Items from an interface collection
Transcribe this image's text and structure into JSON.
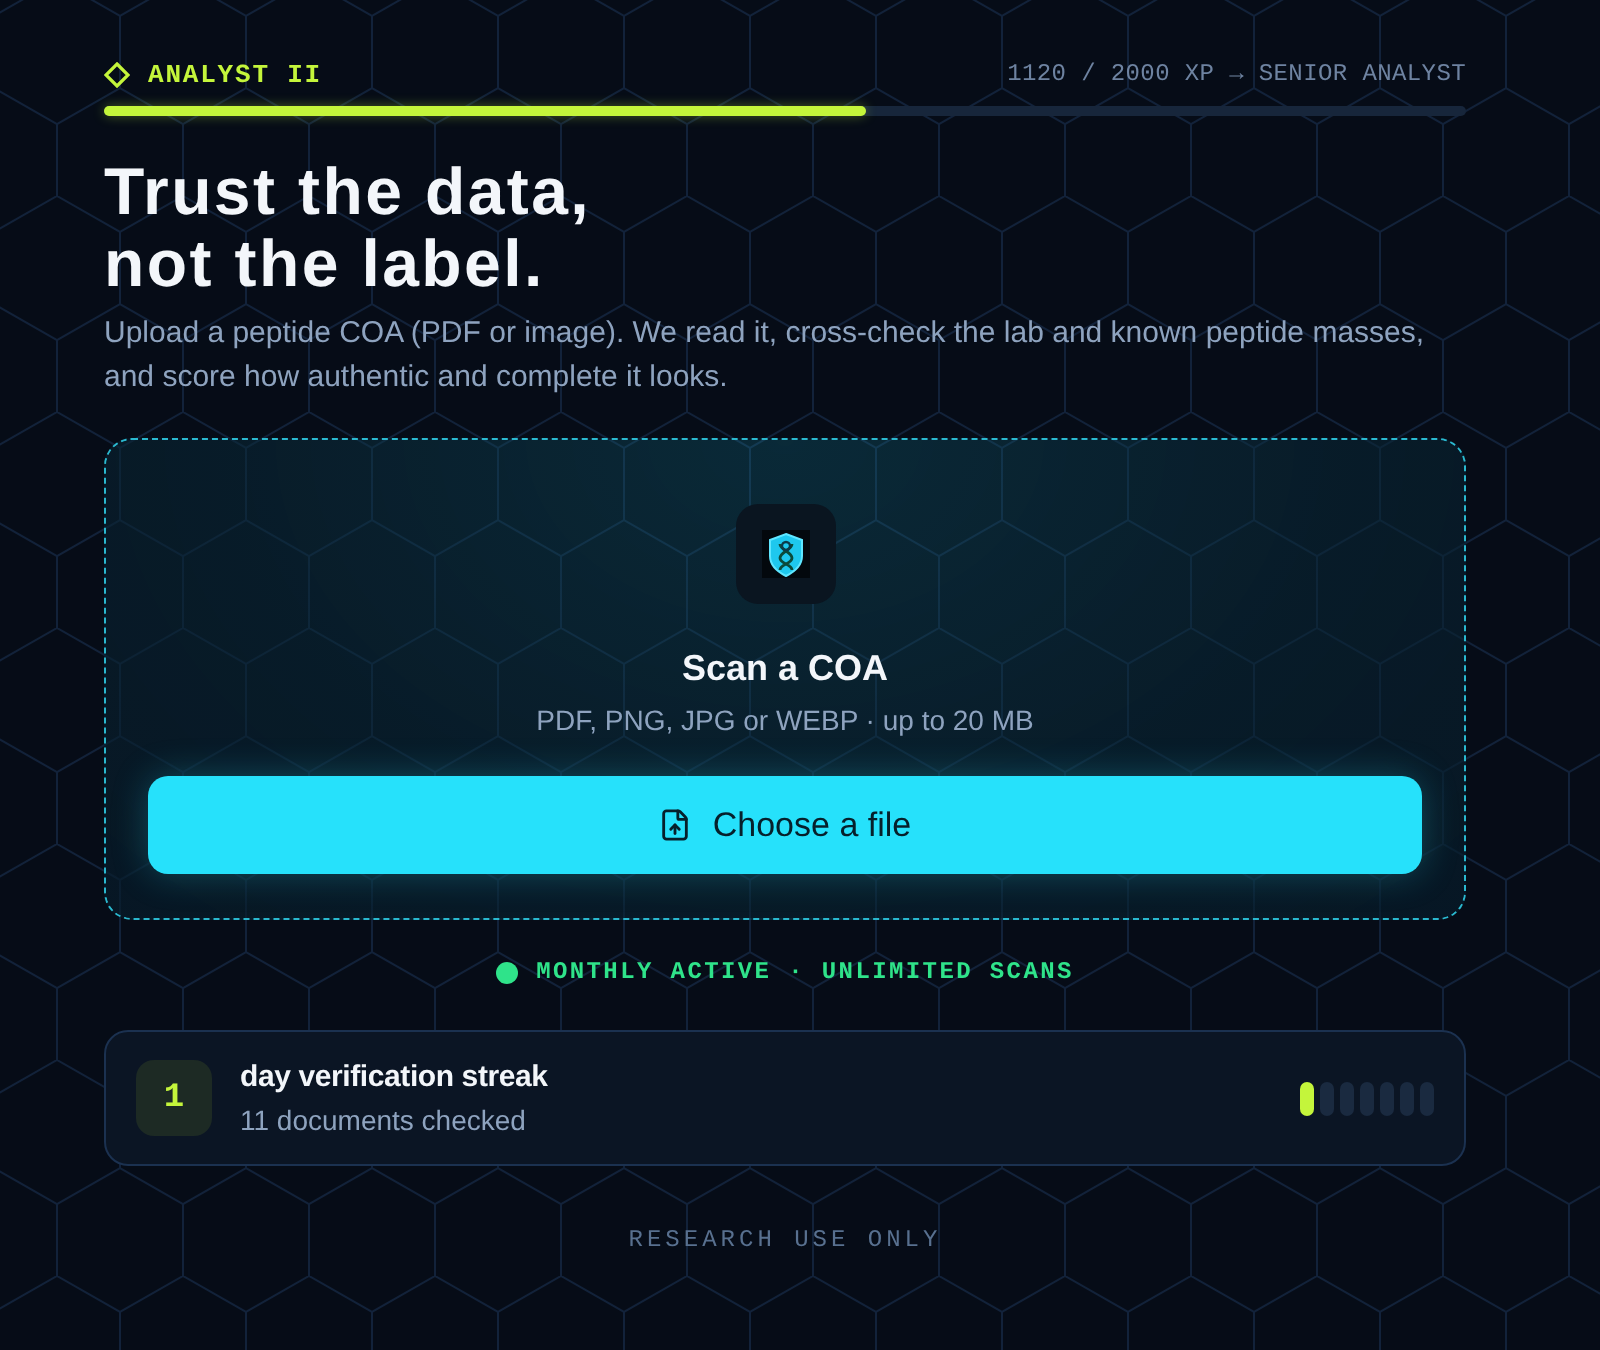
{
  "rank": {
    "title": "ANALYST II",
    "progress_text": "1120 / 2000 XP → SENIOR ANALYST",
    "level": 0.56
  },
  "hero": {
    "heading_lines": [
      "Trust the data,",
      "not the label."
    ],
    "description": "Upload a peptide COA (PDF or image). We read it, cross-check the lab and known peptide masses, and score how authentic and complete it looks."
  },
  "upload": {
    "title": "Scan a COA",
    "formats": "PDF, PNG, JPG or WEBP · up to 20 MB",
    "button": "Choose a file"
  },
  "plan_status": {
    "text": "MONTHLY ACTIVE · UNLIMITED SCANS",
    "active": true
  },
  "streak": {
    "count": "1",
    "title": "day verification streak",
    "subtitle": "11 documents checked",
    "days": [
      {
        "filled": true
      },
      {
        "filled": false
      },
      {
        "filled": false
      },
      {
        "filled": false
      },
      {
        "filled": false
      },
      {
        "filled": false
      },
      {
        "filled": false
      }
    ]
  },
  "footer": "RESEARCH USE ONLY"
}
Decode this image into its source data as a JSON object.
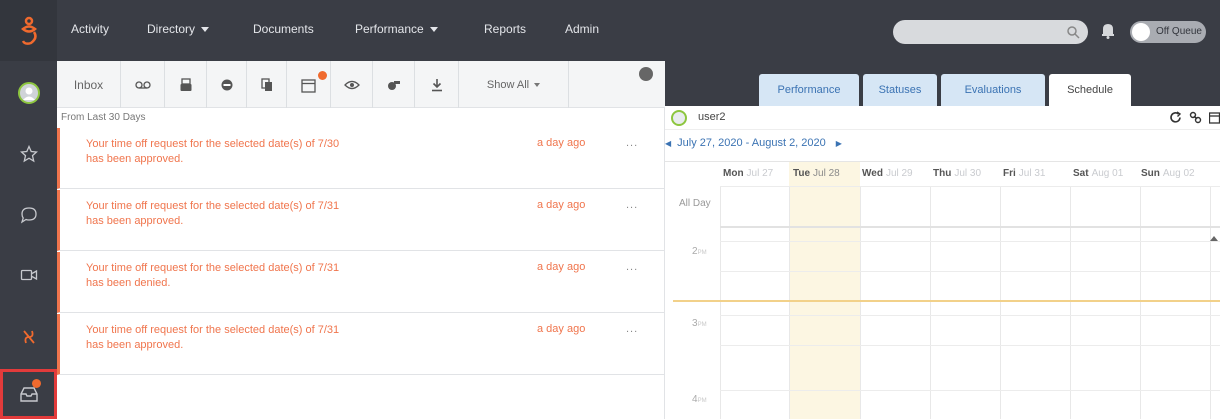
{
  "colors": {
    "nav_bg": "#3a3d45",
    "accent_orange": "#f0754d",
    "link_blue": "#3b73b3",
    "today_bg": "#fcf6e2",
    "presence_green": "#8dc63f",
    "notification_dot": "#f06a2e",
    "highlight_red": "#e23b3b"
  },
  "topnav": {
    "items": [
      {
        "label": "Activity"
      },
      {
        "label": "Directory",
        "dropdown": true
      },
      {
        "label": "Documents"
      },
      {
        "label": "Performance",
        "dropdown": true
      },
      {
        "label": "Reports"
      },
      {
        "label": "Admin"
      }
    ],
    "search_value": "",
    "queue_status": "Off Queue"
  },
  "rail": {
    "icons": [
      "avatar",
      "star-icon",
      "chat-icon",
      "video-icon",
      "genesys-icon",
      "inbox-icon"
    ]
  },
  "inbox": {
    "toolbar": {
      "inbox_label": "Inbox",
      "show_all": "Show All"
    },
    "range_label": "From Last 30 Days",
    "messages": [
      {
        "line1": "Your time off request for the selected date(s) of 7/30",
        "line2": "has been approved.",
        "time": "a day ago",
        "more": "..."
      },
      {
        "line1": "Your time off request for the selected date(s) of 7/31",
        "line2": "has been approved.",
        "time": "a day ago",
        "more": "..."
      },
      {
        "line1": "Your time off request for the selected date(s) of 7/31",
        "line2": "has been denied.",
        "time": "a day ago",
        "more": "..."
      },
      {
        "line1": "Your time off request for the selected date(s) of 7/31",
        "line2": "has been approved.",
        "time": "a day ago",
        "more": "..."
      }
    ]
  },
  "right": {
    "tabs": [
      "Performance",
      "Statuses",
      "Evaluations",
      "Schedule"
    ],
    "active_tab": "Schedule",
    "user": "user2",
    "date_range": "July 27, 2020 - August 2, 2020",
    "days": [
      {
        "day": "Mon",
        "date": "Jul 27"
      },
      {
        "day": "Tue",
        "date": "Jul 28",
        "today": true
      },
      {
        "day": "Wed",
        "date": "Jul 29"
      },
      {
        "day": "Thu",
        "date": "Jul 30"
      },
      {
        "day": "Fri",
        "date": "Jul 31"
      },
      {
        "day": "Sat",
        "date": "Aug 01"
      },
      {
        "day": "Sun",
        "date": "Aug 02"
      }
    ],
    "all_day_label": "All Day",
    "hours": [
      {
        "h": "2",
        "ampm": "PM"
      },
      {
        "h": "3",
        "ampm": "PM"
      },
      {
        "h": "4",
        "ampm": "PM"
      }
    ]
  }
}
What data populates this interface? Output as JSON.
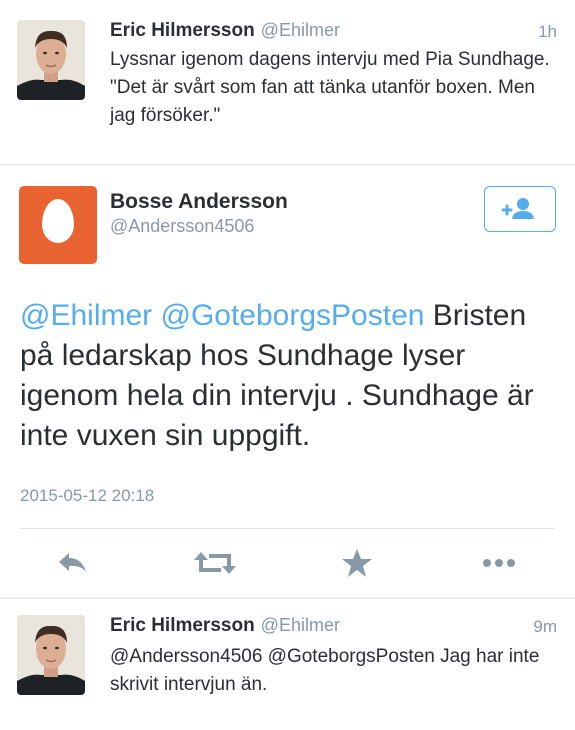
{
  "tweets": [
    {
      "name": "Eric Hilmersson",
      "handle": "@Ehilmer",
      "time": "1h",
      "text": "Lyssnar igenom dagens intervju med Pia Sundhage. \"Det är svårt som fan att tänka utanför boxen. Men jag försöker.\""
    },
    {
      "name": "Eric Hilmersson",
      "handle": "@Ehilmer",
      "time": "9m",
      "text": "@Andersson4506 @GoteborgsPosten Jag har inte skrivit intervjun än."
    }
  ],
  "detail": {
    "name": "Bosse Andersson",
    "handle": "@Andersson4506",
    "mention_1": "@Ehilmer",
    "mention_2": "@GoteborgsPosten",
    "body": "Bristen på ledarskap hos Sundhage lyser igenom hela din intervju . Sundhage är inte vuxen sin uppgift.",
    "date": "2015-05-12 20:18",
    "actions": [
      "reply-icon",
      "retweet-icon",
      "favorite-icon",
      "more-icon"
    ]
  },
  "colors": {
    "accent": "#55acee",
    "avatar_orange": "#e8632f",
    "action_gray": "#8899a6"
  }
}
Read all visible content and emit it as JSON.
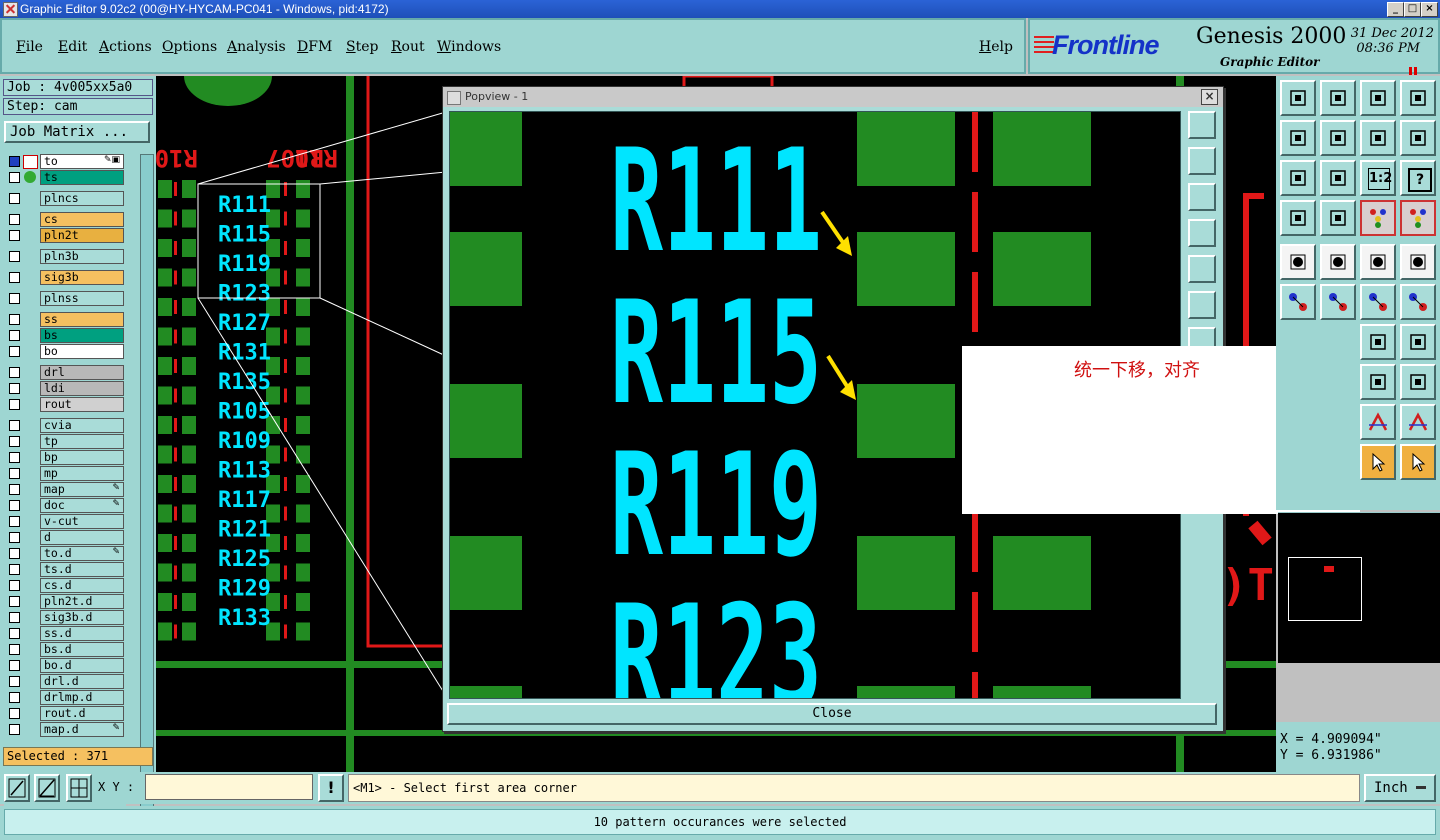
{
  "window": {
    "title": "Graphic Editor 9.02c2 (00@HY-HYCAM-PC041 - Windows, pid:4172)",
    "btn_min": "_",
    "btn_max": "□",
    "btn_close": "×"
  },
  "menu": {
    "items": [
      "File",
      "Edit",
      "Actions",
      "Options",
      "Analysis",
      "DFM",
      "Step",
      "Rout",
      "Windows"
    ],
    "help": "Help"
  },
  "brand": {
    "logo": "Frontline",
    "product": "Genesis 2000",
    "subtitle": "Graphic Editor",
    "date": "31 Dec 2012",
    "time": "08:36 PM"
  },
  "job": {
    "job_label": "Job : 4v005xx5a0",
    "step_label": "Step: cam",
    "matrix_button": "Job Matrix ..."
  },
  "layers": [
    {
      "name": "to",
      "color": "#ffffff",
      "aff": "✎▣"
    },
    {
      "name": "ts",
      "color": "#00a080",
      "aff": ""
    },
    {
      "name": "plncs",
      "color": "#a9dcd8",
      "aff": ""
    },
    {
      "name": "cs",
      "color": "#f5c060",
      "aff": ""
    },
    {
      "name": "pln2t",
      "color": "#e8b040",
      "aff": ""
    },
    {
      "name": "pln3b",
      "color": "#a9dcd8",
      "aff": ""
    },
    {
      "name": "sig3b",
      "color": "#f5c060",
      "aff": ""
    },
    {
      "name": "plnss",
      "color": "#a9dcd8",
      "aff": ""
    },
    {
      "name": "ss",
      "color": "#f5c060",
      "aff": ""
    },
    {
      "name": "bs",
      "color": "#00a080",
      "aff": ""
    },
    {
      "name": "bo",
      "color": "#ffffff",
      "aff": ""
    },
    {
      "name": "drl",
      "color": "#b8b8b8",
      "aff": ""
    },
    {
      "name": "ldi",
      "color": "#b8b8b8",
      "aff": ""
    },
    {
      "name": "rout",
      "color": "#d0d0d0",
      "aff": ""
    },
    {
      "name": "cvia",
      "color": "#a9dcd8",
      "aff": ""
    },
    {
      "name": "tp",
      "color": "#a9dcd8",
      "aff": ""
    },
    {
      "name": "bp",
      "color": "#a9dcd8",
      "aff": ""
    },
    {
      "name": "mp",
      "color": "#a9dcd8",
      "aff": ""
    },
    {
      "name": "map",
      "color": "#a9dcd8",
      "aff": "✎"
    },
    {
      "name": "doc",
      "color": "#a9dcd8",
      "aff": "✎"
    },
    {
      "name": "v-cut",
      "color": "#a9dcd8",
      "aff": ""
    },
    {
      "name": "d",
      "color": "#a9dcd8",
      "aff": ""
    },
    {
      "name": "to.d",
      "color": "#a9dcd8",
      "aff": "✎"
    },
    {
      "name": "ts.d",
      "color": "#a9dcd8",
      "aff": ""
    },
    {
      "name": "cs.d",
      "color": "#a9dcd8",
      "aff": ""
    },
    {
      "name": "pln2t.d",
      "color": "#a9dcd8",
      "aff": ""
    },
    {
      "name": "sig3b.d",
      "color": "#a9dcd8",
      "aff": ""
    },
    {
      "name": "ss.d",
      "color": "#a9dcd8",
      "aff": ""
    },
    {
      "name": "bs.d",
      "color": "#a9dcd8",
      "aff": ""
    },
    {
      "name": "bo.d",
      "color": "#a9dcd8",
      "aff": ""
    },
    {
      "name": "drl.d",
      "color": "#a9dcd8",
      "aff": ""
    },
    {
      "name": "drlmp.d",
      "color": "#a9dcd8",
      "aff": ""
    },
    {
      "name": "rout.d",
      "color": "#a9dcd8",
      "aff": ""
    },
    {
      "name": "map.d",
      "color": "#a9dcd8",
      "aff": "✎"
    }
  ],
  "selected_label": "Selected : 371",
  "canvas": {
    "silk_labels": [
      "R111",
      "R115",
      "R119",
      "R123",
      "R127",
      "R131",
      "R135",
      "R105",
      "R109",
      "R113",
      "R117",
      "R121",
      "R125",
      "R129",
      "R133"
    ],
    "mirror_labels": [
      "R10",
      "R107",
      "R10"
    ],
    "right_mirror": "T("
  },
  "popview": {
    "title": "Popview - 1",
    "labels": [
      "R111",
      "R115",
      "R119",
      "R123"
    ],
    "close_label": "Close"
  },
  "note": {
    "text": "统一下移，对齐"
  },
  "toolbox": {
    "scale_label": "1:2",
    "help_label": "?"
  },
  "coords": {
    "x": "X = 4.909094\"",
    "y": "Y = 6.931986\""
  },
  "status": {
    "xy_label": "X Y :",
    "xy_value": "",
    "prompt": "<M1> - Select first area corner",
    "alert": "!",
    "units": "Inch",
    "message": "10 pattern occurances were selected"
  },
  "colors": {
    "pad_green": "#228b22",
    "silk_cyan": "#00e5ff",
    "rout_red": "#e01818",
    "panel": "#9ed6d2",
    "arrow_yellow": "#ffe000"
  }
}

Exercise: All lines in the records above that contain "subtitle" are to be reported.

The completed task:
    "subtitle": "11 documents checked",
    "subtitle": "Graphic Editor",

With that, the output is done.